__Instruction__. Please write out the material that follows, exactly as it stands.

__Given entries__.
═══

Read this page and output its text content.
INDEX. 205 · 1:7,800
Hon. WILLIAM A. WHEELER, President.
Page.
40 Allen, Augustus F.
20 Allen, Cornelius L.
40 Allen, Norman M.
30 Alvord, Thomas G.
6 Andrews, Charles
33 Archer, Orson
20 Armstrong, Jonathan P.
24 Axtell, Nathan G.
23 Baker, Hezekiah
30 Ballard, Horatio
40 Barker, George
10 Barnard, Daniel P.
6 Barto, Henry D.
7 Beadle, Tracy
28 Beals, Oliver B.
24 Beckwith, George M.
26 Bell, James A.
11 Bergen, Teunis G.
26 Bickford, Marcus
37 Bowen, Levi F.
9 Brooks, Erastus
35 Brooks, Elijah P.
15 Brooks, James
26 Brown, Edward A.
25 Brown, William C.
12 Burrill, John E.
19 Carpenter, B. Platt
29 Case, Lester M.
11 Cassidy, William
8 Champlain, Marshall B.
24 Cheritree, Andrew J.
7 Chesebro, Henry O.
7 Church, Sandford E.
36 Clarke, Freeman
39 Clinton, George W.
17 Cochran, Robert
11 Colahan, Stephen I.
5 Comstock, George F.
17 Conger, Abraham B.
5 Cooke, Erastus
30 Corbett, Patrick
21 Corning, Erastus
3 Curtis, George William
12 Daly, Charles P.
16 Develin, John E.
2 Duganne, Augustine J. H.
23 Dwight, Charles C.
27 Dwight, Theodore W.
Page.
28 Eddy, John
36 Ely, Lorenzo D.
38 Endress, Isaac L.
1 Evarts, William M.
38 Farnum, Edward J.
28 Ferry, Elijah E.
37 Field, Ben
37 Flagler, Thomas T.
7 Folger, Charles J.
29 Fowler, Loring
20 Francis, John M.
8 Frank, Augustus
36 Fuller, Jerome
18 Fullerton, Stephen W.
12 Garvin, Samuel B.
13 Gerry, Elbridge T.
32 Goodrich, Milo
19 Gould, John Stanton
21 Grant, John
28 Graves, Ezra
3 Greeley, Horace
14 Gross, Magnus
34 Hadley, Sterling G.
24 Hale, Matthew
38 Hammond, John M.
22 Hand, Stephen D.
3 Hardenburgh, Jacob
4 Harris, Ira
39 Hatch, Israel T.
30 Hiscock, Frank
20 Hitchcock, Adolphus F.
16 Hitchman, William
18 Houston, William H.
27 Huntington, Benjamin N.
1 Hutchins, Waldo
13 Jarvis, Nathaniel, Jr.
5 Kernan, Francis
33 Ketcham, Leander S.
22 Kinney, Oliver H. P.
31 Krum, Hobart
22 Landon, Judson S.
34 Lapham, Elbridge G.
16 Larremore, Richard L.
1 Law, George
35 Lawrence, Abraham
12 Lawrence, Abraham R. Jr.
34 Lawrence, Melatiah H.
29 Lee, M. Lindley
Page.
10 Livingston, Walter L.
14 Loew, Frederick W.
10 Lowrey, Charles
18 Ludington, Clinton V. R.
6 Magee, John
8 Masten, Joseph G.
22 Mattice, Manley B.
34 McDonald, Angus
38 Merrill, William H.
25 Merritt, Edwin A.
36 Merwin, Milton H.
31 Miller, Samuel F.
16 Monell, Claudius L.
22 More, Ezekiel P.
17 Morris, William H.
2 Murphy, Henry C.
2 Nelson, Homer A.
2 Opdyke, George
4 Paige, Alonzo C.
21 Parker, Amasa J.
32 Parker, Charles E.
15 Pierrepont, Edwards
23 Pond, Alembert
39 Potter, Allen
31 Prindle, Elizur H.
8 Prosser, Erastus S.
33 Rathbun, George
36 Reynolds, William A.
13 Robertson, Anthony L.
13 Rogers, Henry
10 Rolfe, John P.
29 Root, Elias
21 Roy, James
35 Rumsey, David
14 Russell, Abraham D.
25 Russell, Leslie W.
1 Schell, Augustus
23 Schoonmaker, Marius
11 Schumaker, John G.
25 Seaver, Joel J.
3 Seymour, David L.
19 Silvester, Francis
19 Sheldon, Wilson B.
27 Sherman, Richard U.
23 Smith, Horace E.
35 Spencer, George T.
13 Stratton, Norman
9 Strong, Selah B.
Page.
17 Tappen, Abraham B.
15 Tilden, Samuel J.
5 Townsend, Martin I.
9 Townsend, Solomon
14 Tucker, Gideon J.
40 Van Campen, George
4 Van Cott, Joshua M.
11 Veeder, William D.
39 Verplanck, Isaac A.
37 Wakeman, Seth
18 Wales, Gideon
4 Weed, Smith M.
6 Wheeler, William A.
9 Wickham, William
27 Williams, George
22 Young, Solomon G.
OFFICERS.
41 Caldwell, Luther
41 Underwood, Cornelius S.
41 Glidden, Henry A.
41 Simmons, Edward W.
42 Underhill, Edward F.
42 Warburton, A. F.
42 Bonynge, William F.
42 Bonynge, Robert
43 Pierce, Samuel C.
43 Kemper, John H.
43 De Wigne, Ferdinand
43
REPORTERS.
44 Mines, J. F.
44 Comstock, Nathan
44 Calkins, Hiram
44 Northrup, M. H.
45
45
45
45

═══

__Task answer__.
Read this page and output its text content.
INDEX. 205 · 1:7,800
Hon. WILLIAM A. WHEELER, President.
Page.
40 Allen, Augustus F.
20 Allen, Cornelius L.
40 Allen, Norman M.
30 Alvord, Thomas G.
6 Andrews, Charles
33 Archer, Orson
20 Armstrong, Jonathan P.
24 Axtell, Nathan G.
23 Baker, Hezekiah
30 Ballard, Horatio
40 Barker, George
10 Barnard, Daniel P.
6 Barto, Henry D.
7 Beadle, Tracy
28 Beals, Oliver B.
24 Beckwith, George M.
26 Bell, James A.
11 Bergen, Teunis G.
26 Bickford, Marcus
37 Bowen, Levi F.
9 Brooks, Erastus
35 Brooks, Elijah P.
15 Brooks, James
26 Brown, Edward A.
25 Brown, William C.
12 Burrill, John E.
19 Carpenter, B. Platt
29 Case, Lester M.
11 Cassidy, William
8 Champlain, Marshall B.
24 Cheritree, Andrew J.
7 Chesebro, Henry O.
7 Church, Sandford E.
36 Clarke, Freeman
39 Clinton, George W.
17 Cochran, Robert
11 Colahan, Stephen I.
5 Comstock, George F.
17 Conger, Abraham B.
5 Cooke, Erastus
30 Corbett, Patrick
21 Corning, Erastus
3 Curtis, George William
12 Daly, Charles P.
16 Develin, John E.
2 Duganne, Augustine J. H.
23 Dwight, Charles C.
27 Dwight, Theodore W.
Page.
28 Eddy, John
36 Ely, Lorenzo D.
38 Endress, Isaac L.
1 Evarts, William M.
38 Farnum, Edward J.
28 Ferry, Elijah E.
37 Field, Ben
37 Flagler, Thomas T.
7 Folger, Charles J.
29 Fowler, Loring
20 Francis, John M.
8 Frank, Augustus
36 Fuller, Jerome
18 Fullerton, Stephen W.
12 Garvin, Samuel B.
13 Gerry, Elbridge T.
32 Goodrich, Milo
19 Gould, John Stanton
21 Grant, John
28 Graves, Ezra
3 Greeley, Horace
14 Gross, Magnus
34 Hadley, Sterling G.
24 Hale, Matthew
38 Hammond, John M.
22 Hand, Stephen D.
3 Hardenburgh, Jacob
4 Harris, Ira
39 Hatch, Israel T.
30 Hiscock, Frank
20 Hitchcock, Adolphus F.
16 Hitchman, William
18 Houston, William H.
27 Huntington, Benjamin N.
1 Hutchins, Waldo
13 Jarvis, Nathaniel, Jr.
5 Kernan, Francis
33 Ketcham, Leander S.
22 Kinney, Oliver H. P.
31 Krum, Hobart
22 Landon, Judson S.
34 Lapham, Elbridge G.
16 Larremore, Richard L.
1 Law, George
35 Lawrence, Abraham
12 Lawrence, Abraham R. Jr.
34 Lawrence, Melatiah H.
29 Lee, M. Lindley
Page.
10 Livingston, Walter L.
14 Loew, Frederick W.
10 Lowrey, Charles
18 Ludington, Clinton V. R.
6 Magee, John
8 Masten, Joseph G.
22 Mattice, Manley B.
34 McDonald, Angus
38 Merrill, William H.
25 Merritt, Edwin A.
36 Merwin, Milton H.
31 Miller, Samuel F.
16 Monell, Claudius L.
22 More, Ezekiel P.
17 Morris, William H.
2 Murphy, Henry C.
2 Nelson, Homer A.
2 Opdyke, George
4 Paige, Alonzo C.
21 Parker, Amasa J.
32 Parker, Charles E.
15 Pierrepont, Edwards
23 Pond, Alembert
39 Potter, Allen
31 Prindle, Elizur H.
8 Prosser, Erastus S.
33 Rathbun, George
36 Reynolds, William A.
13 Robertson, Anthony L.
13 Rogers, Henry
10 Rolfe, John P.
29 Root, Elias
21 Roy, James
35 Rumsey, David
14 Russell, Abraham D.
25 Russell, Leslie W.
1 Schell, Augustus
23 Schoonmaker, Marius
11 Schumaker, John G.
25 Seaver, Joel J.
3 Seymour, David L.
19 Silvester, Francis
19 Sheldon, Wilson B.
27 Sherman, Richard U.
23 Smith, Horace E.
35 Spencer, George T.
13 Stratton, Norman
9 Strong, Selah B.
Page.
17 Tappen, Abraham B.
15 Tilden, Samuel J.
5 Townsend, Martin I.
9 Townsend, Solomon
14 Tucker, Gideon J.
40 Van Campen, George
4 Van Cott, Joshua M.
11 Veeder, William D.
39 Verplanck, Isaac A.
37 Wakeman, Seth
18 Wales, Gideon
4 Weed, Smith M.
6 Wheeler, William A.
9 Wickham, William
27 Williams, George
22 Young, Solomon G.
OFFICERS.
41 Caldwell, Luther
41 Underwood, Cornelius S.
41 Glidden, Henry A.
41 Simmons, Edward W.
42 Underhill, Edward F.
42 Warburton, A. F.
42 Bonynge, William F.
42 Bonynge, Robert
43 Pierce, Samuel C.
43 Kemper, John H.
43 De Wigne, Ferdinand
43
REPORTERS.
44 Mines, J. F.
44 Comstock, Nathan
44 Calkins, Hiram
44 Northrup, M. H.
45
45
45
45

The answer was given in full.